# Start of Task inputs

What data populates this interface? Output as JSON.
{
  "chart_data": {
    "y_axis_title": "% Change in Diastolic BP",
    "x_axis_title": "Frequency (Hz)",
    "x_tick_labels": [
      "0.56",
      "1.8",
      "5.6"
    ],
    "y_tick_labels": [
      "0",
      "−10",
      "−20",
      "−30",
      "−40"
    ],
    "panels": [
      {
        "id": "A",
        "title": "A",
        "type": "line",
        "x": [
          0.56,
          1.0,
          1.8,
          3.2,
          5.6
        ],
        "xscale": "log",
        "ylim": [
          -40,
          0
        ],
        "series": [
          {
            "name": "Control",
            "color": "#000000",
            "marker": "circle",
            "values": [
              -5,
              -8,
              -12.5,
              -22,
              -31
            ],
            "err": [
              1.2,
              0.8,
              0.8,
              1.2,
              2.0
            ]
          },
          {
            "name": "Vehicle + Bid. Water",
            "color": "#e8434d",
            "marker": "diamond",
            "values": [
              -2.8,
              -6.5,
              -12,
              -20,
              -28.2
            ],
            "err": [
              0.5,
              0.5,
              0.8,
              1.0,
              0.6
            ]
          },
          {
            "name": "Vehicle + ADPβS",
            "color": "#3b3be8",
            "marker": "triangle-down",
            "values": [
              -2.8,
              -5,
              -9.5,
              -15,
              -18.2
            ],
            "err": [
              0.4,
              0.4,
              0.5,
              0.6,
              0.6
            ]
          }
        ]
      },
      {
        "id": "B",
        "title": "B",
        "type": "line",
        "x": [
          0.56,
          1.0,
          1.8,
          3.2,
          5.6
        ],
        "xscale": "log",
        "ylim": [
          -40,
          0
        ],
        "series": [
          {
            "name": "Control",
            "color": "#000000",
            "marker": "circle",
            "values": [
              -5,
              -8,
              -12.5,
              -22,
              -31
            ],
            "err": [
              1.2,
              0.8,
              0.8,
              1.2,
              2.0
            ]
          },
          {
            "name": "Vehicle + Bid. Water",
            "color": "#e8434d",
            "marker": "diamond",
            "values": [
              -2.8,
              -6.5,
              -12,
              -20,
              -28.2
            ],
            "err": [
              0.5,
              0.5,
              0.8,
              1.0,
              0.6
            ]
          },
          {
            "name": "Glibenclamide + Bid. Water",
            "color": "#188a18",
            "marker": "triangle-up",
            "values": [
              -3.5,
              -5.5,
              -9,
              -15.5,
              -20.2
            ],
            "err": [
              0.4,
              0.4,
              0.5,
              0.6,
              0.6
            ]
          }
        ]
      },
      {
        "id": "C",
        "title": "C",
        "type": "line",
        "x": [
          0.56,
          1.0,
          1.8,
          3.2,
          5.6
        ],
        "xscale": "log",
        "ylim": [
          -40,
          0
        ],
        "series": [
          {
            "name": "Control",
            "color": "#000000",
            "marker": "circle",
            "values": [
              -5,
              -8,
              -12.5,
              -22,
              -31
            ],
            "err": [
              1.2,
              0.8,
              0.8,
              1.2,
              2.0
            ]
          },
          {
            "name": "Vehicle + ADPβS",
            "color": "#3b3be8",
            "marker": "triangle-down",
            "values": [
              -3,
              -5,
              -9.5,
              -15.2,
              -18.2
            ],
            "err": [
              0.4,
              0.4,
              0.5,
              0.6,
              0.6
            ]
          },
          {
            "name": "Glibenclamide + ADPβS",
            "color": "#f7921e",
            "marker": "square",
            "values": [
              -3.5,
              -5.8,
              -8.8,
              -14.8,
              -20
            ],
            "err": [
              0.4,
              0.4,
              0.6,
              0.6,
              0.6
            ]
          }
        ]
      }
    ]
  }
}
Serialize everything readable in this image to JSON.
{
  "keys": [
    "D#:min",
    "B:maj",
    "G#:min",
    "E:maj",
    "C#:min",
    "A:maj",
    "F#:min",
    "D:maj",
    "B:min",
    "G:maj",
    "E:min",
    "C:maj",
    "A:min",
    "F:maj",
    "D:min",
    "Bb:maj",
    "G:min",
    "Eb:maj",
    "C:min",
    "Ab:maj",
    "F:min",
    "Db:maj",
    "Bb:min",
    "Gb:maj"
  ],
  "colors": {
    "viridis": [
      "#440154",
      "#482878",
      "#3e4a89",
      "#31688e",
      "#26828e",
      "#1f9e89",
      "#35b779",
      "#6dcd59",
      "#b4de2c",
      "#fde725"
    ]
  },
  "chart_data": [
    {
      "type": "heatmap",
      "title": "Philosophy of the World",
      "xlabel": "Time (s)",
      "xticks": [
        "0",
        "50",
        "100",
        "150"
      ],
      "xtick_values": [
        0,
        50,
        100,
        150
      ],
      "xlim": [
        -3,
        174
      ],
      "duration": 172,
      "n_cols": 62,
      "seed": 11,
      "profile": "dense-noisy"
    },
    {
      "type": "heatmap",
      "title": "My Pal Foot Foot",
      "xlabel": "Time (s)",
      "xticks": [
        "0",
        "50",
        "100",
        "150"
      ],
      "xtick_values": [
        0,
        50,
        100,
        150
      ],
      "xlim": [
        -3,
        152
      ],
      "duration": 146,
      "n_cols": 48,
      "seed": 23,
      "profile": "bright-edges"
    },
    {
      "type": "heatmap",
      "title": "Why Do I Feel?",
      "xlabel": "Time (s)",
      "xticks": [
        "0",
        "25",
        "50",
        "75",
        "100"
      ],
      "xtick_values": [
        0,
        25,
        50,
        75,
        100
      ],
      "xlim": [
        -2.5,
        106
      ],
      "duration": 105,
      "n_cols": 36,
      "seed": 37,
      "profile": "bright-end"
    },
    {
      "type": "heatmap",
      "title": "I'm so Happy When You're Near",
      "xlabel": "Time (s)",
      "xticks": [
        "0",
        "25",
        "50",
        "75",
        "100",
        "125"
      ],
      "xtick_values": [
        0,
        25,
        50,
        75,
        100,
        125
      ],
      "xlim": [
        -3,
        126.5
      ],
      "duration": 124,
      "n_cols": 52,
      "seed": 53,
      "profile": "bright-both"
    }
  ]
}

# End of Task inputs

Work to be completed - Please quote every record above exactly as it appears.

Exercise solution -
What data populates this interface? Output as JSON.
{
  "chart_data": {
    "y_axis_title": "% Change in Diastolic BP",
    "x_axis_title": "Frequency (Hz)",
    "x_tick_labels": [
      "0.56",
      "1.8",
      "5.6"
    ],
    "y_tick_labels": [
      "0",
      "−10",
      "−20",
      "−30",
      "−40"
    ],
    "panels": [
      {
        "id": "A",
        "title": "A",
        "type": "line",
        "x": [
          0.56,
          1.0,
          1.8,
          3.2,
          5.6
        ],
        "xscale": "log",
        "ylim": [
          -40,
          0
        ],
        "series": [
          {
            "name": "Control",
            "color": "#000000",
            "marker": "circle",
            "values": [
              -5,
              -8,
              -12.5,
              -22,
              -31
            ],
            "err": [
              1.2,
              0.8,
              0.8,
              1.2,
              2.0
            ]
          },
          {
            "name": "Vehicle + Bid. Water",
            "color": "#e8434d",
            "marker": "diamond",
            "values": [
              -2.8,
              -6.5,
              -12,
              -20,
              -28.2
            ],
            "err": [
              0.5,
              0.5,
              0.8,
              1.0,
              0.6
            ]
          },
          {
            "name": "Vehicle + ADPβS",
            "color": "#3b3be8",
            "marker": "triangle-down",
            "values": [
              -2.8,
              -5,
              -9.5,
              -15,
              -18.2
            ],
            "err": [
              0.4,
              0.4,
              0.5,
              0.6,
              0.6
            ]
          }
        ]
      },
      {
        "id": "B",
        "title": "B",
        "type": "line",
        "x": [
          0.56,
          1.0,
          1.8,
          3.2,
          5.6
        ],
        "xscale": "log",
        "ylim": [
          -40,
          0
        ],
        "series": [
          {
            "name": "Control",
            "color": "#000000",
            "marker": "circle",
            "values": [
              -5,
              -8,
              -12.5,
              -22,
              -31
            ],
            "err": [
              1.2,
              0.8,
              0.8,
              1.2,
              2.0
            ]
          },
          {
            "name": "Vehicle + Bid. Water",
            "color": "#e8434d",
            "marker": "diamond",
            "values": [
              -2.8,
              -6.5,
              -12,
              -20,
              -28.2
            ],
            "err": [
              0.5,
              0.5,
              0.8,
              1.0,
              0.6
            ]
          },
          {
            "name": "Glibenclamide + Bid. Water",
            "color": "#188a18",
            "marker": "triangle-up",
            "values": [
              -3.5,
              -5.5,
              -9,
              -15.5,
              -20.2
            ],
            "err": [
              0.4,
              0.4,
              0.5,
              0.6,
              0.6
            ]
          }
        ]
      },
      {
        "id": "C",
        "title": "C",
        "type": "line",
        "x": [
          0.56,
          1.0,
          1.8,
          3.2,
          5.6
        ],
        "xscale": "log",
        "ylim": [
          -40,
          0
        ],
        "series": [
          {
            "name": "Control",
            "color": "#000000",
            "marker": "circle",
            "values": [
              -5,
              -8,
              -12.5,
              -22,
              -31
            ],
            "err": [
              1.2,
              0.8,
              0.8,
              1.2,
              2.0
            ]
          },
          {
            "name": "Vehicle + ADPβS",
            "color": "#3b3be8",
            "marker": "triangle-down",
            "values": [
              -3,
              -5,
              -9.5,
              -15.2,
              -18.2
            ],
            "err": [
              0.4,
              0.4,
              0.5,
              0.6,
              0.6
            ]
          },
          {
            "name": "Glibenclamide + ADPβS",
            "color": "#f7921e",
            "marker": "square",
            "values": [
              -3.5,
              -5.8,
              -8.8,
              -14.8,
              -20
            ],
            "err": [
              0.4,
              0.4,
              0.6,
              0.6,
              0.6
            ]
          }
        ]
      }
    ]
  }
}
Serialize everything readable in this image to JSON.
{
  "keys": [
    "D#:min",
    "B:maj",
    "G#:min",
    "E:maj",
    "C#:min",
    "A:maj",
    "F#:min",
    "D:maj",
    "B:min",
    "G:maj",
    "E:min",
    "C:maj",
    "A:min",
    "F:maj",
    "D:min",
    "Bb:maj",
    "G:min",
    "Eb:maj",
    "C:min",
    "Ab:maj",
    "F:min",
    "Db:maj",
    "Bb:min",
    "Gb:maj"
  ],
  "colors": {
    "viridis": [
      "#440154",
      "#482878",
      "#3e4a89",
      "#31688e",
      "#26828e",
      "#1f9e89",
      "#35b779",
      "#6dcd59",
      "#b4de2c",
      "#fde725"
    ]
  },
  "chart_data": [
    {
      "type": "heatmap",
      "title": "Philosophy of the World",
      "xlabel": "Time (s)",
      "xticks": [
        "0",
        "50",
        "100",
        "150"
      ],
      "xtick_values": [
        0,
        50,
        100,
        150
      ],
      "xlim": [
        -3,
        174
      ],
      "duration": 172,
      "n_cols": 62,
      "seed": 11,
      "profile": "dense-noisy"
    },
    {
      "type": "heatmap",
      "title": "My Pal Foot Foot",
      "xlabel": "Time (s)",
      "xticks": [
        "0",
        "50",
        "100",
        "150"
      ],
      "xtick_values": [
        0,
        50,
        100,
        150
      ],
      "xlim": [
        -3,
        152
      ],
      "duration": 146,
      "n_cols": 48,
      "seed": 23,
      "profile": "bright-edges"
    },
    {
      "type": "heatmap",
      "title": "Why Do I Feel?",
      "xlabel": "Time (s)",
      "xticks": [
        "0",
        "25",
        "50",
        "75",
        "100"
      ],
      "xtick_values": [
        0,
        25,
        50,
        75,
        100
      ],
      "xlim": [
        -2.5,
        106
      ],
      "duration": 105,
      "n_cols": 36,
      "seed": 37,
      "profile": "bright-end"
    },
    {
      "type": "heatmap",
      "title": "I'm so Happy When You're Near",
      "xlabel": "Time (s)",
      "xticks": [
        "0",
        "25",
        "50",
        "75",
        "100",
        "125"
      ],
      "xtick_values": [
        0,
        25,
        50,
        75,
        100,
        125
      ],
      "xlim": [
        -3,
        126.5
      ],
      "duration": 124,
      "n_cols": 52,
      "seed": 53,
      "profile": "bright-both"
    }
  ]
}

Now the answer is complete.